Can you quote the lines below exactly, starting at the line with "Extract all readable text from this page." and going through the last one?

▶ _DATASET_
________________________________________
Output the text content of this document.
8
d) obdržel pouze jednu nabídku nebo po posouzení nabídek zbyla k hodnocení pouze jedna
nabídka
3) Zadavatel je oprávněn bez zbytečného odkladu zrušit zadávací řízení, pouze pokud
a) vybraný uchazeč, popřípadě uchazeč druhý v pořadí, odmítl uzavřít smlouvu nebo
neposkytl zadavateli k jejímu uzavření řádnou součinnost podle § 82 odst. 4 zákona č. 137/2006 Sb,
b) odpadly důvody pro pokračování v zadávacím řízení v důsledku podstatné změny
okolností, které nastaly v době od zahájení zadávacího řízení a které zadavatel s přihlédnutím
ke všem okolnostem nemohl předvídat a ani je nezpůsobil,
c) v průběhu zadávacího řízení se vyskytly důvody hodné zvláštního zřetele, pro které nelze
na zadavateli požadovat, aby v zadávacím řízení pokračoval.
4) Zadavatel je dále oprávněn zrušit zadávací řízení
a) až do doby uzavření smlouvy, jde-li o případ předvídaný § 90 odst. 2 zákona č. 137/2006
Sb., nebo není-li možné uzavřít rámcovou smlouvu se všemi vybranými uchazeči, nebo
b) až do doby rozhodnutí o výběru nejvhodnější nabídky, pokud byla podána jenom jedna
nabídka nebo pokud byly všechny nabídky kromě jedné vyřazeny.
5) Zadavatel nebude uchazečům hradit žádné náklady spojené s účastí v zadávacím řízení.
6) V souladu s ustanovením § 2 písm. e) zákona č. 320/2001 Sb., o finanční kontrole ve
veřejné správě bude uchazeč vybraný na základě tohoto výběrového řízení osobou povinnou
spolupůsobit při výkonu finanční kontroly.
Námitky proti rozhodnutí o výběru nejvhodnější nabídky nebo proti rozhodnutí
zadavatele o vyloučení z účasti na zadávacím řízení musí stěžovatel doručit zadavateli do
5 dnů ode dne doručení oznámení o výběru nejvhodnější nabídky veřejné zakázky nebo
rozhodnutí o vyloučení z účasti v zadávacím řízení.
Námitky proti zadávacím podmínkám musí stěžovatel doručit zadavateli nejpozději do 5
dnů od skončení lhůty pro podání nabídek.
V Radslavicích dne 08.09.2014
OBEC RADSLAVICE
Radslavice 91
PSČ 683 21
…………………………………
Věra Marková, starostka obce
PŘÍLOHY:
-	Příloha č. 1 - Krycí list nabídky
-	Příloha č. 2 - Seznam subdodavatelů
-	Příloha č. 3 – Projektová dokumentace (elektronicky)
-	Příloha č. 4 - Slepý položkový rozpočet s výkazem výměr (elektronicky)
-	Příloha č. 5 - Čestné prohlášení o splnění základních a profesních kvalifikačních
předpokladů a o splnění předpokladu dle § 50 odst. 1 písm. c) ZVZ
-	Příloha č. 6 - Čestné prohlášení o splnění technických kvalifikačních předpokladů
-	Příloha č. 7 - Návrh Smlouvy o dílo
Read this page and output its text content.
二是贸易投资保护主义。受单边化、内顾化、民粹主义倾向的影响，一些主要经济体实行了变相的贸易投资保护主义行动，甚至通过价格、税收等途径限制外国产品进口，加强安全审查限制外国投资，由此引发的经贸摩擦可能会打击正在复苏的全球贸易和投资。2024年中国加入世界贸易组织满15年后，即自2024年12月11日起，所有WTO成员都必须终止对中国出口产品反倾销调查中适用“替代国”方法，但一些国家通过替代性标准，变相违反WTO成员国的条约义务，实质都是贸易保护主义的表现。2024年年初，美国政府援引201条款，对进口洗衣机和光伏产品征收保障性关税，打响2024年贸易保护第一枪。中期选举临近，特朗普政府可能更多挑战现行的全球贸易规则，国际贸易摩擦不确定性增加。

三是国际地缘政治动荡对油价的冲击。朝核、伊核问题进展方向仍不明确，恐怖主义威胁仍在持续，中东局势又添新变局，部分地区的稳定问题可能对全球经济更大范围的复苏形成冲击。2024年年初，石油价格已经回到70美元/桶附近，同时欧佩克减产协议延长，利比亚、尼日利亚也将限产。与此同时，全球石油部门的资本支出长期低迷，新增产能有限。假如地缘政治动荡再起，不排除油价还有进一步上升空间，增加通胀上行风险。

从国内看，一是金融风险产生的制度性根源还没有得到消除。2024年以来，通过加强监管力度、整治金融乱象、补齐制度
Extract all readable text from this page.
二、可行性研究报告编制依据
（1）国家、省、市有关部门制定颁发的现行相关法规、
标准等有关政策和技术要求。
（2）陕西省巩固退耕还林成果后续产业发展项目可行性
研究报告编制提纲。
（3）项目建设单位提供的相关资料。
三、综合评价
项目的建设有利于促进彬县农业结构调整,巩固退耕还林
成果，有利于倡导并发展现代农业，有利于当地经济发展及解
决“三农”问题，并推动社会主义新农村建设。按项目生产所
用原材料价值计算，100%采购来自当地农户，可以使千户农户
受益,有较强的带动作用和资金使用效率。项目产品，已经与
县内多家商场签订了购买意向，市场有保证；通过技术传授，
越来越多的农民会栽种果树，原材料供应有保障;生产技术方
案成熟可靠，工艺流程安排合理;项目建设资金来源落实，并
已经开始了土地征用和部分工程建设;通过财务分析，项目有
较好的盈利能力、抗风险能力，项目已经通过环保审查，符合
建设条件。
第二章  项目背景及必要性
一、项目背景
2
________________________________________
▶ _EXERCISE RESPONSE_
Extract all readable text from this page.
二、可行性研究报告编制依据
（1）国家、省、市有关部门制定颁发的现行相关法规、
标准等有关政策和技术要求。
（2）陕西省巩固退耕还林成果后续产业发展项目可行性
研究报告编制提纲。
（3）项目建设单位提供的相关资料。
三、综合评价
项目的建设有利于促进彬县农业结构调整,巩固退耕还林
成果，有利于倡导并发展现代农业，有利于当地经济发展及解
决“三农”问题，并推动社会主义新农村建设。按项目生产所
用原材料价值计算，100%采购来自当地农户，可以使千户农户
受益,有较强的带动作用和资金使用效率。项目产品，已经与
县内多家商场签订了购买意向，市场有保证；通过技术传授，
越来越多的农民会栽种果树，原材料供应有保障;生产技术方
案成熟可靠，工艺流程安排合理;项目建设资金来源落实，并
已经开始了土地征用和部分工程建设;通过财务分析，项目有
较好的盈利能力、抗风险能力，项目已经通过环保审查，符合
建设条件。
第二章  项目背景及必要性
一、项目背景
2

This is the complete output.